PROBLEM: Look through the lines and report how many include the word "أدواتية", giving nothing but the number.

THE RECORDS:

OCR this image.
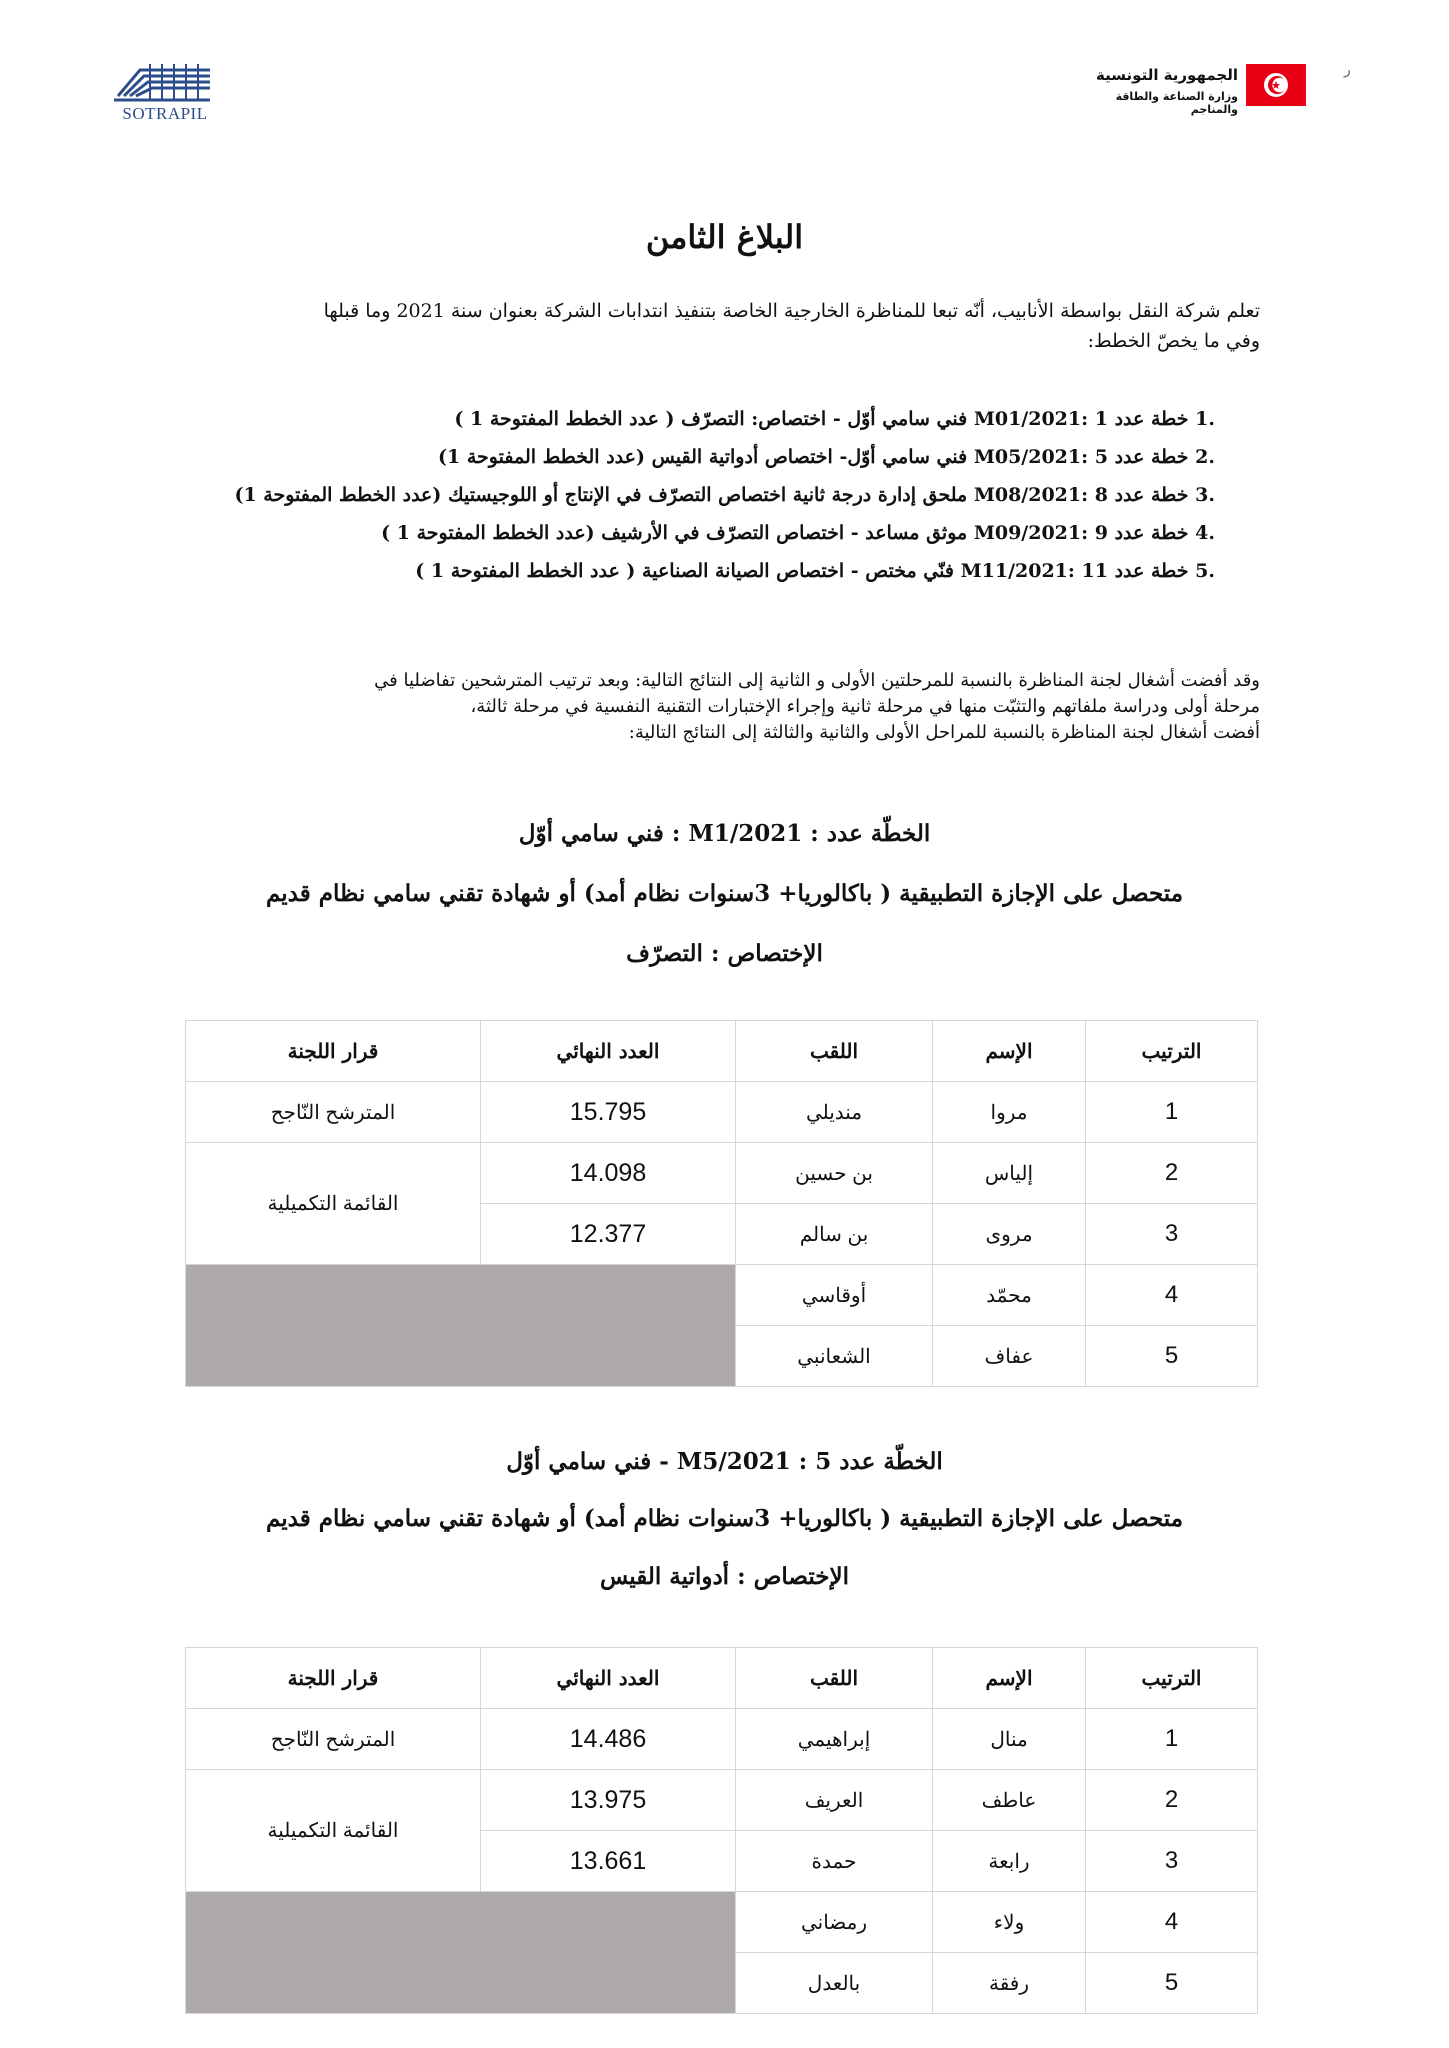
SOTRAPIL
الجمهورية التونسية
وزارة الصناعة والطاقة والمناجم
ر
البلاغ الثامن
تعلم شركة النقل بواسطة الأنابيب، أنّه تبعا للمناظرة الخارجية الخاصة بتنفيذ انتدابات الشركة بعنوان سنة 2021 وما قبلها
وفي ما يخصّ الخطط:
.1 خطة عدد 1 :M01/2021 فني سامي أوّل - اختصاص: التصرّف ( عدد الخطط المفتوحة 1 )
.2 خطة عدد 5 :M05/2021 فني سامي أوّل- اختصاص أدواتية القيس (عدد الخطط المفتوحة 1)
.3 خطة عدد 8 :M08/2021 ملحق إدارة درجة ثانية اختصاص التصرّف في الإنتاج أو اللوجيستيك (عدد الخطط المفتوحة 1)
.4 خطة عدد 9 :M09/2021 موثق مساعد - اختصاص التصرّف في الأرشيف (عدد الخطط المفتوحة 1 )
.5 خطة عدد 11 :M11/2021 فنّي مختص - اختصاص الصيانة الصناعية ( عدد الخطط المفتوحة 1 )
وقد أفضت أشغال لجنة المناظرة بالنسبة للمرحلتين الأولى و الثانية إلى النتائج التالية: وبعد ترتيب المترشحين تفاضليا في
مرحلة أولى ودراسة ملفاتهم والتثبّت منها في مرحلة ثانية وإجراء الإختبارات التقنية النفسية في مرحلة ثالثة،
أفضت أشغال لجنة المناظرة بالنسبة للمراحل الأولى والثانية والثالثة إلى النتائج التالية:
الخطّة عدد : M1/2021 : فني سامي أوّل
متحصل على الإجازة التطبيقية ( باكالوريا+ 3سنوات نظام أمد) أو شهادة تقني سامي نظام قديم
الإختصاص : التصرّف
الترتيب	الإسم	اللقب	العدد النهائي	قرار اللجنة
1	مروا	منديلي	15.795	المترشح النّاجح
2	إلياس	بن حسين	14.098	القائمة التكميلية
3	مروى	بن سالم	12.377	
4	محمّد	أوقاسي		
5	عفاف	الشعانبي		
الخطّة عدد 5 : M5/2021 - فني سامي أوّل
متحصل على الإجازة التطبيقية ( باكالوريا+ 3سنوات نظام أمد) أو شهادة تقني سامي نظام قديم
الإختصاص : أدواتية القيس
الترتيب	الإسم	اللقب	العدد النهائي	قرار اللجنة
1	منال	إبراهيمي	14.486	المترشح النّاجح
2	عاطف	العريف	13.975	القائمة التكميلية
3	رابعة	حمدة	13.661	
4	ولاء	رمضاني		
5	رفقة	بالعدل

THE OUTPUT: 2